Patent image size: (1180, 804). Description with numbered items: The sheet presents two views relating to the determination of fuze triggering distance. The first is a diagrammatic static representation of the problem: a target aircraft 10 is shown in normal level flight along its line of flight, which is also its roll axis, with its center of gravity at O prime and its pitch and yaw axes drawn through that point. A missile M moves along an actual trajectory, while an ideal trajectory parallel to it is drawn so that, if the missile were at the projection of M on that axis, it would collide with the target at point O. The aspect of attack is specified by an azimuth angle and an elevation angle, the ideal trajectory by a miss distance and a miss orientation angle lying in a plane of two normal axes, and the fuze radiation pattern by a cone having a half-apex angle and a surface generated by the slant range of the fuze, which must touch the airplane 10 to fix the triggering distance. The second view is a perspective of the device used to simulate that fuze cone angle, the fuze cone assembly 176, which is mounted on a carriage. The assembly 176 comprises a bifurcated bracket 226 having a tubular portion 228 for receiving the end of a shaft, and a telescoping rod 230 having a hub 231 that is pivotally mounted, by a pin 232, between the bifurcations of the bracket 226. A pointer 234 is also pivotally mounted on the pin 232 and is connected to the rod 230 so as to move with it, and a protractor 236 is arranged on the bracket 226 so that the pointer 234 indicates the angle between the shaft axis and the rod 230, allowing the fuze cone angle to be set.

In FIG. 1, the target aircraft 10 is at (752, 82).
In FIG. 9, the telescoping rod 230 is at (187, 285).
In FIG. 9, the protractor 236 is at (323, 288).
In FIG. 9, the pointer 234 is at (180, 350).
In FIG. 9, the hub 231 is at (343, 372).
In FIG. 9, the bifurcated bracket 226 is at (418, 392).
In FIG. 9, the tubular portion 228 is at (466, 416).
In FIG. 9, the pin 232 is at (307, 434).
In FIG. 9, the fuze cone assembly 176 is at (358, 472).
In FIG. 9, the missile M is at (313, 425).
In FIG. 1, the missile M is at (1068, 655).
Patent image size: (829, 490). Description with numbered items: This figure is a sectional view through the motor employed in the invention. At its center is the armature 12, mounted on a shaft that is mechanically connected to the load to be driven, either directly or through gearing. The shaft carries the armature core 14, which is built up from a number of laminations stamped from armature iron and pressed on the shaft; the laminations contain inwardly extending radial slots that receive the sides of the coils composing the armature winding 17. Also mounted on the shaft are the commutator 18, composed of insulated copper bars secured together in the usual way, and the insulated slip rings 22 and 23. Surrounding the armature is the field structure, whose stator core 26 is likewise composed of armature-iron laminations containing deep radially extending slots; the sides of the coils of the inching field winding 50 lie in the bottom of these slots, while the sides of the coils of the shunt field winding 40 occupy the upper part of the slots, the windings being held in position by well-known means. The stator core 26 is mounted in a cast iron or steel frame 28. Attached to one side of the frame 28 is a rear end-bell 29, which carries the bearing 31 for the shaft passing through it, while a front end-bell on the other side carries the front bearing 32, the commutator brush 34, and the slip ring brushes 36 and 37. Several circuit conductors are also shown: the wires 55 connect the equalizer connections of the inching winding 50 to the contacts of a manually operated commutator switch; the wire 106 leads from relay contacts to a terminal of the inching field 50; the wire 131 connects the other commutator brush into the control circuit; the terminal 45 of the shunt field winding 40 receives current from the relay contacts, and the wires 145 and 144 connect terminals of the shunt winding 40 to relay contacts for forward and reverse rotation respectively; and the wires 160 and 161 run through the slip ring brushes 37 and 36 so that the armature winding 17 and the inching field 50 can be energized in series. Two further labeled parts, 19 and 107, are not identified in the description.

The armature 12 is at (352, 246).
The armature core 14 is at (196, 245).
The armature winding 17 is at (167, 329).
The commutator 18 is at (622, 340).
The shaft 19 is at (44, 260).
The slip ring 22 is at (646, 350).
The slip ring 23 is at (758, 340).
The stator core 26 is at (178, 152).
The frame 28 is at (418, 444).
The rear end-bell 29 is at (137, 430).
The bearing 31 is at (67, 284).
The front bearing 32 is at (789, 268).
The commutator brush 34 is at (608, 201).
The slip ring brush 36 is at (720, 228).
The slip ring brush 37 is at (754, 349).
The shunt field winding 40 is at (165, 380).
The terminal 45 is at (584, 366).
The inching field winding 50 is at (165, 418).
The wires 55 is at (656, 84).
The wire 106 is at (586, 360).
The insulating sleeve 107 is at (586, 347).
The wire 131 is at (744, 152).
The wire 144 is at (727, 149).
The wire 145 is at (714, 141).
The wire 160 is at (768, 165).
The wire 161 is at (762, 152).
__________________________________________________
Across all the records, change "Patent image size" to "Drawing size" and leave every other part of the lines as it is.

Drawing size: (1180, 804). Description with numbered items: The sheet presents two views relating to the determination of fuze triggering distance. The first is a diagrammatic static representation of the problem: a target aircraft 10 is shown in normal level flight along its line of flight, which is also its roll axis, with its center of gravity at O prime and its pitch and yaw axes drawn through that point. A missile M moves along an actual trajectory, while an ideal trajectory parallel to it is drawn so that, if the missile were at the projection of M on that axis, it would collide with the target at point O. The aspect of attack is specified by an azimuth angle and an elevation angle, the ideal trajectory by a miss distance and a miss orientation angle lying in a plane of two normal axes, and the fuze radiation pattern by a cone having a half-apex angle and a surface generated by the slant range of the fuze, which must touch the airplane 10 to fix the triggering distance. The second view is a perspective of the device used to simulate that fuze cone angle, the fuze cone assembly 176, which is mounted on a carriage. The assembly 176 comprises a bifurcated bracket 226 having a tubular portion 228 for receiving the end of a shaft, and a telescoping rod 230 having a hub 231 that is pivotally mounted, by a pin 232, between the bifurcations of the bracket 226. A pointer 234 is also pivotally mounted on the pin 232 and is connected to the rod 230 so as to move with it, and a protractor 236 is arranged on the bracket 226 so that the pointer 234 indicates the angle between the shaft axis and the rod 230, allowing the fuze cone angle to be set.

In FIG. 1, the target aircraft 10 is at (752, 82).
In FIG. 9, the telescoping rod 230 is at (187, 285).
In FIG. 9, the protractor 236 is at (323, 288).
In FIG. 9, the pointer 234 is at (180, 350).
In FIG. 9, the hub 231 is at (343, 372).
In FIG. 9, the bifurcated bracket 226 is at (418, 392).
In FIG. 9, the tubular portion 228 is at (466, 416).
In FIG. 9, the pin 232 is at (307, 434).
In FIG. 9, the fuze cone assembly 176 is at (358, 472).
In FIG. 9, the missile M is at (313, 425).
In FIG. 1, the missile M is at (1068, 655).
Drawing size: (829, 490). Description with numbered items: This figure is a sectional view through the motor employed in the invention. At its center is the armature 12, mounted on a shaft that is mechanically connected to the load to be driven, either directly or through gearing. The shaft carries the armature core 14, which is built up from a number of laminations stamped from armature iron and pressed on the shaft; the laminations contain inwardly extending radial slots that receive the sides of the coils composing the armature winding 17. Also mounted on the shaft are the commutator 18, composed of insulated copper bars secured together in the usual way, and the insulated slip rings 22 and 23. Surrounding the armature is the field structure, whose stator core 26 is likewise composed of armature-iron laminations containing deep radially extending slots; the sides of the coils of the inching field winding 50 lie in the bottom of these slots, while the sides of the coils of the shunt field winding 40 occupy the upper part of the slots, the windings being held in position by well-known means. The stator core 26 is mounted in a cast iron or steel frame 28. Attached to one side of the frame 28 is a rear end-bell 29, which carries the bearing 31 for the shaft passing through it, while a front end-bell on the other side carries the front bearing 32, the commutator brush 34, and the slip ring brushes 36 and 37. Several circuit conductors are also shown: the wires 55 connect the equalizer connections of the inching winding 50 to the contacts of a manually operated commutator switch; the wire 106 leads from relay contacts to a terminal of the inching field 50; the wire 131 connects the other commutator brush into the control circuit; the terminal 45 of the shunt field winding 40 receives current from the relay contacts, and the wires 145 and 144 connect terminals of the shunt winding 40 to relay contacts for forward and reverse rotation respectively; and the wires 160 and 161 run through the slip ring brushes 37 and 36 so that the armature winding 17 and the inching field 50 can be energized in series. Two further labeled parts, 19 and 107, are not identified in the description.

The armature 12 is at (352, 246).
The armature core 14 is at (196, 245).
The armature winding 17 is at (167, 329).
The commutator 18 is at (622, 340).
The shaft 19 is at (44, 260).
The slip ring 22 is at (646, 350).
The slip ring 23 is at (758, 340).
The stator core 26 is at (178, 152).
The frame 28 is at (418, 444).
The rear end-bell 29 is at (137, 430).
The bearing 31 is at (67, 284).
The front bearing 32 is at (789, 268).
The commutator brush 34 is at (608, 201).
The slip ring brush 36 is at (720, 228).
The slip ring brush 37 is at (754, 349).
The shunt field winding 40 is at (165, 380).
The terminal 45 is at (584, 366).
The inching field winding 50 is at (165, 418).
The wires 55 is at (656, 84).
The wire 106 is at (586, 360).
The insulating sleeve 107 is at (586, 347).
The wire 131 is at (744, 152).
The wire 144 is at (727, 149).
The wire 145 is at (714, 141).
The wire 160 is at (768, 165).
The wire 161 is at (762, 152).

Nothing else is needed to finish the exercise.